═══ RECORDS TO PROCESS

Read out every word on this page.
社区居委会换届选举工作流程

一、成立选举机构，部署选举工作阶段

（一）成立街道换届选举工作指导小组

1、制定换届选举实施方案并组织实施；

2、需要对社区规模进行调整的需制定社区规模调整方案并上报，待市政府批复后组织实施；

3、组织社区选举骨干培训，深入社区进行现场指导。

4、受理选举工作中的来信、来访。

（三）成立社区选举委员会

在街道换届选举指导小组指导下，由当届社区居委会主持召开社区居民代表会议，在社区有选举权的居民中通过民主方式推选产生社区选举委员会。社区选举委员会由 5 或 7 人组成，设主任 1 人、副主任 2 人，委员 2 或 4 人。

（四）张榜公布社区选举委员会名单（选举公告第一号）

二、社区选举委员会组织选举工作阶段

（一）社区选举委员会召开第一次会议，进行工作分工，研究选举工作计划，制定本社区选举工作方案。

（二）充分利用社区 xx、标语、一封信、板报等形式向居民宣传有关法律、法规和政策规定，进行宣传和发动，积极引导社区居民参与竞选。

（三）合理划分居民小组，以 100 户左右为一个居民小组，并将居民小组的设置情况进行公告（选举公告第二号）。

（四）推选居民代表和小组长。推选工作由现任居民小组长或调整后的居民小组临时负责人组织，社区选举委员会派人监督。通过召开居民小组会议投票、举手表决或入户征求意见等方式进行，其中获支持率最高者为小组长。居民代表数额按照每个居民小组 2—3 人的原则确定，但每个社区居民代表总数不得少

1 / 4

══════

* _PROBLEM_: Every entry should be printed again exactly as written.

* _EXERCISE SOLUTION_:
Read out every word on this page.
社区居委会换届选举工作流程

一、成立选举机构，部署选举工作阶段

（一）成立街道换届选举工作指导小组

1、制定换届选举实施方案并组织实施；

2、需要对社区规模进行调整的需制定社区规模调整方案并上报，待市政府批复后组织实施；

3、组织社区选举骨干培训，深入社区进行现场指导。

4、受理选举工作中的来信、来访。

（三）成立社区选举委员会

在街道换届选举指导小组指导下，由当届社区居委会主持召开社区居民代表会议，在社区有选举权的居民中通过民主方式推选产生社区选举委员会。社区选举委员会由 5 或 7 人组成，设主任 1 人、副主任 2 人，委员 2 或 4 人。

（四）张榜公布社区选举委员会名单（选举公告第一号）

二、社区选举委员会组织选举工作阶段

（一）社区选举委员会召开第一次会议，进行工作分工，研究选举工作计划，制定本社区选举工作方案。

（二）充分利用社区 xx、标语、一封信、板报等形式向居民宣传有关法律、法规和政策规定，进行宣传和发动，积极引导社区居民参与竞选。

（三）合理划分居民小组，以 100 户左右为一个居民小组，并将居民小组的设置情况进行公告（选举公告第二号）。

（四）推选居民代表和小组长。推选工作由现任居民小组长或调整后的居民小组临时负责人组织，社区选举委员会派人监督。通过召开居民小组会议投票、举手表决或入户征求意见等方式进行，其中获支持率最高者为小组长。居民代表数额按照每个居民小组 2—3 人的原则确定，但每个社区居民代表总数不得少

1 / 4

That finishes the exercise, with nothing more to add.